▶ **Aim of the exercise**: Exactly repeat the full listing that follows.

[Data records]
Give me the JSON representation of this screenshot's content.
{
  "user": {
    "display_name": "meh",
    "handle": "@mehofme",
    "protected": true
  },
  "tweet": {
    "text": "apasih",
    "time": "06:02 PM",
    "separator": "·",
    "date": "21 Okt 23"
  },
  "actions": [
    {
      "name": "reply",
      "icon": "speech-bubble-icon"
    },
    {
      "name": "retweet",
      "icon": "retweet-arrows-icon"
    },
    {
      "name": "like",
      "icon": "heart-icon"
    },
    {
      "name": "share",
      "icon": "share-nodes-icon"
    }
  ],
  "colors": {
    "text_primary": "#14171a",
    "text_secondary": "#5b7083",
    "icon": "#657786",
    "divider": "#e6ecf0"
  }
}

▶ **Solution**:
Give me the JSON representation of this screenshot's content.
{
  "user": {
    "display_name": "meh",
    "handle": "@mehofme",
    "protected": true
  },
  "tweet": {
    "text": "apasih",
    "time": "06:02 PM",
    "separator": "·",
    "date": "21 Okt 23"
  },
  "actions": [
    {
      "name": "reply",
      "icon": "speech-bubble-icon"
    },
    {
      "name": "retweet",
      "icon": "retweet-arrows-icon"
    },
    {
      "name": "like",
      "icon": "heart-icon"
    },
    {
      "name": "share",
      "icon": "share-nodes-icon"
    }
  ],
  "colors": {
    "text_primary": "#14171a",
    "text_secondary": "#5b7083",
    "icon": "#657786",
    "divider": "#e6ecf0"
  }
}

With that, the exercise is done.